Items from a dataset
▽
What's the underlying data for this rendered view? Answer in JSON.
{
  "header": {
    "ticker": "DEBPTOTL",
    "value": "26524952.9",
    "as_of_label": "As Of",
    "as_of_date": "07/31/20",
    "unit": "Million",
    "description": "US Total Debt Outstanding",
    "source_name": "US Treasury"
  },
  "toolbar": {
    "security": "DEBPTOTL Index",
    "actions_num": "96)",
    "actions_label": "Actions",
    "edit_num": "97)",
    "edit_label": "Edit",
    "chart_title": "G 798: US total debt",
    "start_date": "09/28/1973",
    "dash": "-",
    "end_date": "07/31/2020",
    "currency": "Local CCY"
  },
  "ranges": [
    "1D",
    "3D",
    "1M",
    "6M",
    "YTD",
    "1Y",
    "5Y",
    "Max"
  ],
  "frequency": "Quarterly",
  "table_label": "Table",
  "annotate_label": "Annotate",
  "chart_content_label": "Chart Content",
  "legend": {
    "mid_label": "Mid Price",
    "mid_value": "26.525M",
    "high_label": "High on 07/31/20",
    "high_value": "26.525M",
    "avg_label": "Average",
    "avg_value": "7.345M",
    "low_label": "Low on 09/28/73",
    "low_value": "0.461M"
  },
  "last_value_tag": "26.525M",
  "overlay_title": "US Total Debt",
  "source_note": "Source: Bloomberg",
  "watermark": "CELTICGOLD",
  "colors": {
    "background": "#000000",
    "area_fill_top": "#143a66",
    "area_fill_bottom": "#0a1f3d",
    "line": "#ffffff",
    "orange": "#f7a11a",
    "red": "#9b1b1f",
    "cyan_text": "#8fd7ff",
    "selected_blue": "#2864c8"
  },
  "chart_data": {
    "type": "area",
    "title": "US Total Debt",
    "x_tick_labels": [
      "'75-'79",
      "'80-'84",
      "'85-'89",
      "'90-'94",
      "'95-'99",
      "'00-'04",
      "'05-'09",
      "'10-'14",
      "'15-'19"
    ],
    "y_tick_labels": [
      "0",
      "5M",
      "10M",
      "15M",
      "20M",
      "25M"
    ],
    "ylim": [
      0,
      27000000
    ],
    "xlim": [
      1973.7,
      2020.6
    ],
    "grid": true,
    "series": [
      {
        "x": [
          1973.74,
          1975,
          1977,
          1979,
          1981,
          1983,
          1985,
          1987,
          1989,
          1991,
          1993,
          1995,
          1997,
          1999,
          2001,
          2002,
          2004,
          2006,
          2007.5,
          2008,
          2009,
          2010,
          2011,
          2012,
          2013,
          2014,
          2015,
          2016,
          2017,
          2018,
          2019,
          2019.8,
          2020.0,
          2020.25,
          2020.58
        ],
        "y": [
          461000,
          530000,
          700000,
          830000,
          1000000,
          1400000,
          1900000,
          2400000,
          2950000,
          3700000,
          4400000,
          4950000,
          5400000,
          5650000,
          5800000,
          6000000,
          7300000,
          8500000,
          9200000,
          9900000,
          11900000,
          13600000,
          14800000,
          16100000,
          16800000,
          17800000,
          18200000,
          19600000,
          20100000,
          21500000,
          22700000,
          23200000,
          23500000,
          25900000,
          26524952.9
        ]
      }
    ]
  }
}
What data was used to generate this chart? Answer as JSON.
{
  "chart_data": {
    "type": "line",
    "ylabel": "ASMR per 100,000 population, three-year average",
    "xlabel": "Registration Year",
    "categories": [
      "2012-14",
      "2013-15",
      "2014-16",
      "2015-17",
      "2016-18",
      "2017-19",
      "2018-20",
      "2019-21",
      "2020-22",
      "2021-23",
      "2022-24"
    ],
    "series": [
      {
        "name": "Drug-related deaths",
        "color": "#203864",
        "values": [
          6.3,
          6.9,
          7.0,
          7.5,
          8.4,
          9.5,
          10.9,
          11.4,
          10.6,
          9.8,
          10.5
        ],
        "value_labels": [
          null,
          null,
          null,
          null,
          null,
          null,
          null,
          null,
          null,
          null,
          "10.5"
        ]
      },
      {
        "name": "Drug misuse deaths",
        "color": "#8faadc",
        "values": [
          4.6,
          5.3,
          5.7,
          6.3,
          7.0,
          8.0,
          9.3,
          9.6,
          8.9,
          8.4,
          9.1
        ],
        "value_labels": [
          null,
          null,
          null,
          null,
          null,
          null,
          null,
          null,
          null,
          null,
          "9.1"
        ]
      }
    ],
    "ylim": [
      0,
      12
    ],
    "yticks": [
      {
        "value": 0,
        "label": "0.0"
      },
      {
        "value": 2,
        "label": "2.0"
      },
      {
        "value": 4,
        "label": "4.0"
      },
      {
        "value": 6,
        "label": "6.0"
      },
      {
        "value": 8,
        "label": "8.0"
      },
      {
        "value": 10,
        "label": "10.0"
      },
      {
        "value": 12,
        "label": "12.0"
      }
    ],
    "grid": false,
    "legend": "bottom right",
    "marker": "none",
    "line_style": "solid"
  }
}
△
• [Short task] Ascertain the number of lines in the entries that include the word "What", and report only that number.

• [Output] 2